Find each line containing the string "إبراهيم". Copy it.

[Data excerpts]
-- start --

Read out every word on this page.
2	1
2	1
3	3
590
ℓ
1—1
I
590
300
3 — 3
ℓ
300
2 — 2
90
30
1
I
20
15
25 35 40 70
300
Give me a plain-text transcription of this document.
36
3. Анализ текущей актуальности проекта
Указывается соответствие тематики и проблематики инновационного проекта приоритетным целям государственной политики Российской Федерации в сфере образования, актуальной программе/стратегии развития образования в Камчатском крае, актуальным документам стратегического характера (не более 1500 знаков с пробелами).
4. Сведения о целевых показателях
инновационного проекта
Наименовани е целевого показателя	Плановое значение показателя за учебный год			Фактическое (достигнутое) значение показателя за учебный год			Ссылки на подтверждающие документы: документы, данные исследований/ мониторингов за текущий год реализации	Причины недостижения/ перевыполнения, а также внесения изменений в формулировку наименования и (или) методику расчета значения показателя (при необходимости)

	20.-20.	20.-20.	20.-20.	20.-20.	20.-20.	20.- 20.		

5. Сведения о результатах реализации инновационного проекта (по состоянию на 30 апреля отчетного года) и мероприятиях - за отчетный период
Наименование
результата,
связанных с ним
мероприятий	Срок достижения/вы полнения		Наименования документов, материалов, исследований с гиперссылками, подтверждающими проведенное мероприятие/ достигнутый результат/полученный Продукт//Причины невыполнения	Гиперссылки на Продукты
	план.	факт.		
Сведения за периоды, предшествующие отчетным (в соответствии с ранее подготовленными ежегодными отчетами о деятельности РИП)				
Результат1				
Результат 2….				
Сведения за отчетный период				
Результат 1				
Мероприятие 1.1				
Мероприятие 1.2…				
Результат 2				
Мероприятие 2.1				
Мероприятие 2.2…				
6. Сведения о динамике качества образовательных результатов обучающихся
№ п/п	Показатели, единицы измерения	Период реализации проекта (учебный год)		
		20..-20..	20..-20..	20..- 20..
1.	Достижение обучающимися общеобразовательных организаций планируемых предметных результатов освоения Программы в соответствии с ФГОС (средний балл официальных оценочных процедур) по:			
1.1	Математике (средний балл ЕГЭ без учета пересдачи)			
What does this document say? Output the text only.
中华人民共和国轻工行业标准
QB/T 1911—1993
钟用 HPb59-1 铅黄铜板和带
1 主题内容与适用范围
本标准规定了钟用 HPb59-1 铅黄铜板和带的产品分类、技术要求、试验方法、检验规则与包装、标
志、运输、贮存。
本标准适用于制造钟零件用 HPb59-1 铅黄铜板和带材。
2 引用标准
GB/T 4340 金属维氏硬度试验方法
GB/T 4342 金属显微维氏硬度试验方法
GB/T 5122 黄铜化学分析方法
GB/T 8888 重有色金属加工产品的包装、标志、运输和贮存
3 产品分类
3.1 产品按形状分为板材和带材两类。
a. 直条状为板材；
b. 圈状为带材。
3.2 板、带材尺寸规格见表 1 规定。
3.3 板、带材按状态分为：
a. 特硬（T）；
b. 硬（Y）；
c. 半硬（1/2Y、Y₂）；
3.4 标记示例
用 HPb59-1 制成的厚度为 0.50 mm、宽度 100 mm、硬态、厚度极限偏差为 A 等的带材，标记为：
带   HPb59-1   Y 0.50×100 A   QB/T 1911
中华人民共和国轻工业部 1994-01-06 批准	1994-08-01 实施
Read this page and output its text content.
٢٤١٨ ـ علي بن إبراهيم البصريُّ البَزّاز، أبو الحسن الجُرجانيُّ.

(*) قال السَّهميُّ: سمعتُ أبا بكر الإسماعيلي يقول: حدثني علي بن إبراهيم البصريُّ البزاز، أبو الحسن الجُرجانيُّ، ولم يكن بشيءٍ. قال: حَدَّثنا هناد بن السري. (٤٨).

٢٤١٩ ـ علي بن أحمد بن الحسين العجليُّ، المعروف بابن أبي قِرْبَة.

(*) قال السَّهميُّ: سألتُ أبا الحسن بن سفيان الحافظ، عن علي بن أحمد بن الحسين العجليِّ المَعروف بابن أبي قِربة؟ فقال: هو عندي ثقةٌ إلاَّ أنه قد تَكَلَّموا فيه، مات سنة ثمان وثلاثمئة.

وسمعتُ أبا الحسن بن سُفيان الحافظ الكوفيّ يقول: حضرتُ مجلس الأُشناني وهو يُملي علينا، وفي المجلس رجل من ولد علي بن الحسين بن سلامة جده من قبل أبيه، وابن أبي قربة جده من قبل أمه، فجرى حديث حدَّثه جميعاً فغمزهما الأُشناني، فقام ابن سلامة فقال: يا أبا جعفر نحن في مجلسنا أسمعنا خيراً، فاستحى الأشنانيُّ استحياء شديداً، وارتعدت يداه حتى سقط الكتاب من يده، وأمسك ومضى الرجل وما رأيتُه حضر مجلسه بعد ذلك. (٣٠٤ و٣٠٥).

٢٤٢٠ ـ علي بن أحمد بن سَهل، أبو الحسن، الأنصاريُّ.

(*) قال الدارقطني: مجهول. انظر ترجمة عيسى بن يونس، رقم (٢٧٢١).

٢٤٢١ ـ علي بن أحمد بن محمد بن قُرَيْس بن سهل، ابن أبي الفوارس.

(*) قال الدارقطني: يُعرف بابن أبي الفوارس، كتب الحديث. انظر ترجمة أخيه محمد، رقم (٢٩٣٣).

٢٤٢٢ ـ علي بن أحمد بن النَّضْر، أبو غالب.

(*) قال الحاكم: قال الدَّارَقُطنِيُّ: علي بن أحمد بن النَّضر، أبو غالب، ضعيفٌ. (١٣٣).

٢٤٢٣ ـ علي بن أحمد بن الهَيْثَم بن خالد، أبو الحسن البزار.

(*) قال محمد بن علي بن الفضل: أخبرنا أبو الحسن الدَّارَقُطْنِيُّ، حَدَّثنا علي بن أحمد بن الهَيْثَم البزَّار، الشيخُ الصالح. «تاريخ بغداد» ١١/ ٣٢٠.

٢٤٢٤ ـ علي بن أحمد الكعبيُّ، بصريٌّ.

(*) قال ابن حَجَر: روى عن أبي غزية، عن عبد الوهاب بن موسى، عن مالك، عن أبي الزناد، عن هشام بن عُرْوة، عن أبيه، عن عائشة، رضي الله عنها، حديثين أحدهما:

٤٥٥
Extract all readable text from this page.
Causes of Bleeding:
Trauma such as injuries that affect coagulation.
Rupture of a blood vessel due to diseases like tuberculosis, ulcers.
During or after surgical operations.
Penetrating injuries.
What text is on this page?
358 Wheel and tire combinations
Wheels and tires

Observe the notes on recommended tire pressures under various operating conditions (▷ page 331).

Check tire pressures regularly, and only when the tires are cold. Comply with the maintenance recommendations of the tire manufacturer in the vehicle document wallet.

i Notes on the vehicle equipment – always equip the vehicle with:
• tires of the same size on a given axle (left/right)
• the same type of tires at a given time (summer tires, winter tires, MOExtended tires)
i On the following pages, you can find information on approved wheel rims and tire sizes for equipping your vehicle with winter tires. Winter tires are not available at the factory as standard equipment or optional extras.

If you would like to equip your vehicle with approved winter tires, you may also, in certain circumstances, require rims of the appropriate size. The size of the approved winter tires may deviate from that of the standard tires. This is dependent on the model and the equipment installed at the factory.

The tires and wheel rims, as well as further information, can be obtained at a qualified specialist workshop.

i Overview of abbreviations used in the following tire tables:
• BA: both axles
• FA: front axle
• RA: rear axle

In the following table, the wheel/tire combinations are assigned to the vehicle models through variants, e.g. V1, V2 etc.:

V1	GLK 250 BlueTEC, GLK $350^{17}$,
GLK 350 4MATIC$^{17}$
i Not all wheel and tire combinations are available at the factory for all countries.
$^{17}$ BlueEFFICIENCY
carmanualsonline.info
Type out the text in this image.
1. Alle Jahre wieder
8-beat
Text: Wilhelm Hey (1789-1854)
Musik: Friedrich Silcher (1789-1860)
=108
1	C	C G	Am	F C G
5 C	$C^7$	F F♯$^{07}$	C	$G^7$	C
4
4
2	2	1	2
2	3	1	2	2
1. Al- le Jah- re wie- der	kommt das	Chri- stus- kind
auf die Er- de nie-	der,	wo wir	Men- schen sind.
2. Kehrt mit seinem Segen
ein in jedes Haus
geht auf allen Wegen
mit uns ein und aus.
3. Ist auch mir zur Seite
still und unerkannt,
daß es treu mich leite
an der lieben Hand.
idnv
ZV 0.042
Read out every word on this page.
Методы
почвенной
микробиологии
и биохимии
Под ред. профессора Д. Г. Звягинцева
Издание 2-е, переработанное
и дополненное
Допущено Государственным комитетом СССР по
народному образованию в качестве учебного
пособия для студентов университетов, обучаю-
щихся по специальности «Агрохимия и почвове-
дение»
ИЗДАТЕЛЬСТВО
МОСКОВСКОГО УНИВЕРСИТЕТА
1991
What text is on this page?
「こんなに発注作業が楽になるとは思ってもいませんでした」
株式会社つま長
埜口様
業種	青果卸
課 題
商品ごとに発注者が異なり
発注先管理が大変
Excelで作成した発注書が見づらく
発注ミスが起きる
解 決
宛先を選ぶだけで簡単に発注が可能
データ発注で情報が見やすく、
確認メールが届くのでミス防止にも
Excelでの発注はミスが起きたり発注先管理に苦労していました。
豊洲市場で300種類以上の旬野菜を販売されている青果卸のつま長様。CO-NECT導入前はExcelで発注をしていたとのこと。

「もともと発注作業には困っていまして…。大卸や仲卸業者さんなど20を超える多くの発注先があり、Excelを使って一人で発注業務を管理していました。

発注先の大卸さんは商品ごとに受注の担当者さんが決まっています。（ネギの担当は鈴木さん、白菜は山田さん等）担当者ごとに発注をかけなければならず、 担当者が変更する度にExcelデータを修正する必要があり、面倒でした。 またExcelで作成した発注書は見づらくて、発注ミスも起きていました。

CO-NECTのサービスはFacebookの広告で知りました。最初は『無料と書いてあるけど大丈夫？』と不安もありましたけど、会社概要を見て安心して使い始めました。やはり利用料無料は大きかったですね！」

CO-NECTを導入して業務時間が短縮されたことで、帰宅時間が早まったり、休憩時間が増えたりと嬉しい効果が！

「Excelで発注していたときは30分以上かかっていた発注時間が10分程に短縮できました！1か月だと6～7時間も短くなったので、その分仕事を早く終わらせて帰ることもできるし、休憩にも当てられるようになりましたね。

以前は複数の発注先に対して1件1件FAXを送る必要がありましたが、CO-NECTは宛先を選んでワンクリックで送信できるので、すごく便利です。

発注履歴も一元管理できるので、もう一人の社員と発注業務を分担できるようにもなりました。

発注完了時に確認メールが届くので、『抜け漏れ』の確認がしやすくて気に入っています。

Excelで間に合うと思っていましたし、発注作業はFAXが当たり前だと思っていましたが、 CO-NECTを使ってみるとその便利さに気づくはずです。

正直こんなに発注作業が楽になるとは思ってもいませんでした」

-- end --

» **EXERCISE RESPONSE**
٢٤١٨ ـ علي بن إبراهيم البصريُّ البَزّاز، أبو الحسن الجُرجانيُّ.
(*) قال السَّهميُّ: سمعتُ أبا بكر الإسماعيلي يقول: حدثني علي بن إبراهيم البصريُّ البزاز، أبو الحسن الجُرجانيُّ، ولم يكن بشيءٍ. قال: حَدَّثنا هناد بن السري. (٤٨).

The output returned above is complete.